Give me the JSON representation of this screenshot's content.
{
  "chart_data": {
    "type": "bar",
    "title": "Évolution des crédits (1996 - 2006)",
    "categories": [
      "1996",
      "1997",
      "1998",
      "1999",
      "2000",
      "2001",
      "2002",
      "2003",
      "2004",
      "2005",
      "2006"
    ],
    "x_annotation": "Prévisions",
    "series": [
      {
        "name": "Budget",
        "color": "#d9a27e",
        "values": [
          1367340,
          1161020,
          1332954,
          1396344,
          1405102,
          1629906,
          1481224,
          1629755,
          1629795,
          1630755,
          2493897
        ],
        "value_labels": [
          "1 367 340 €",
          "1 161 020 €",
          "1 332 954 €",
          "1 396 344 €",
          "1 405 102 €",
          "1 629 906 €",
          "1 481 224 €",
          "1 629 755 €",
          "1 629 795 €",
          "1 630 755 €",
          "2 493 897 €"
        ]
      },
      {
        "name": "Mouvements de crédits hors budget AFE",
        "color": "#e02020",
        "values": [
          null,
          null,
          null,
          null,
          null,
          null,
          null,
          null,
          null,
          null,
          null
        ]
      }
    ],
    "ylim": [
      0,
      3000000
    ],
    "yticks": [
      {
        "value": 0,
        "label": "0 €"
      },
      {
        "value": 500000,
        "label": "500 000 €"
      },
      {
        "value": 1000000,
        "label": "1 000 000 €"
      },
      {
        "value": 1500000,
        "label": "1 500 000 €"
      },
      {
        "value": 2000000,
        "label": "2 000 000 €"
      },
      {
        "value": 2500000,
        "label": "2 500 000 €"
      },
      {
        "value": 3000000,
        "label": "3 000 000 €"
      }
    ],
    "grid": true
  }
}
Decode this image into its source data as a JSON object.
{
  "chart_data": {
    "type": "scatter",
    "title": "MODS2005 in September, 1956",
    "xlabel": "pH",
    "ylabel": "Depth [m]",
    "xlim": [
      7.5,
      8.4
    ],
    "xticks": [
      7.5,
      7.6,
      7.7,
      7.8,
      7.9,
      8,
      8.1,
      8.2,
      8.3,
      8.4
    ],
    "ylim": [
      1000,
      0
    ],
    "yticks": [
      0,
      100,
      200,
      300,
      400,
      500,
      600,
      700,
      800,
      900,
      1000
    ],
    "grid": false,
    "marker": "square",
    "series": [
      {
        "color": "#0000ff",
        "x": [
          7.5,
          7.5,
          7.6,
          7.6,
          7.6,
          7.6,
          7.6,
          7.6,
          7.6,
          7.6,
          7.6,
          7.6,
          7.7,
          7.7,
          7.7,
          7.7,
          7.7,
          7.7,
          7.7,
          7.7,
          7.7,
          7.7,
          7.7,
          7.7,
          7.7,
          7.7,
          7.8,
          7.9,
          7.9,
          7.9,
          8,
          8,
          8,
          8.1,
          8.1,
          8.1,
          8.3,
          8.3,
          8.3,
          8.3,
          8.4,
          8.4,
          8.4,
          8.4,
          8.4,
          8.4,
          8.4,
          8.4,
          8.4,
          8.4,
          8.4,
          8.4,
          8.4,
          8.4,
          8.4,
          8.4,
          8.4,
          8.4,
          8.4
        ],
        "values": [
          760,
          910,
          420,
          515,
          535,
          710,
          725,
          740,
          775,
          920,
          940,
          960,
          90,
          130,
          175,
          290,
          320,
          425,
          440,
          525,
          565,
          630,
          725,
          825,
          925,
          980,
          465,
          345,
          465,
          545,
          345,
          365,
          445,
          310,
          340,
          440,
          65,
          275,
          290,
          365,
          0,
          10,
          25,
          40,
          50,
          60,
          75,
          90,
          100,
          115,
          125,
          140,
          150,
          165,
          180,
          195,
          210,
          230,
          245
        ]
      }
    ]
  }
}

What you need to do: Look through the data and gather every line with the string "title" in it.

Correct response:
    "title": "Évolution des crédits (1996 - 2006)",
    "title": "MODS2005 in September, 1956",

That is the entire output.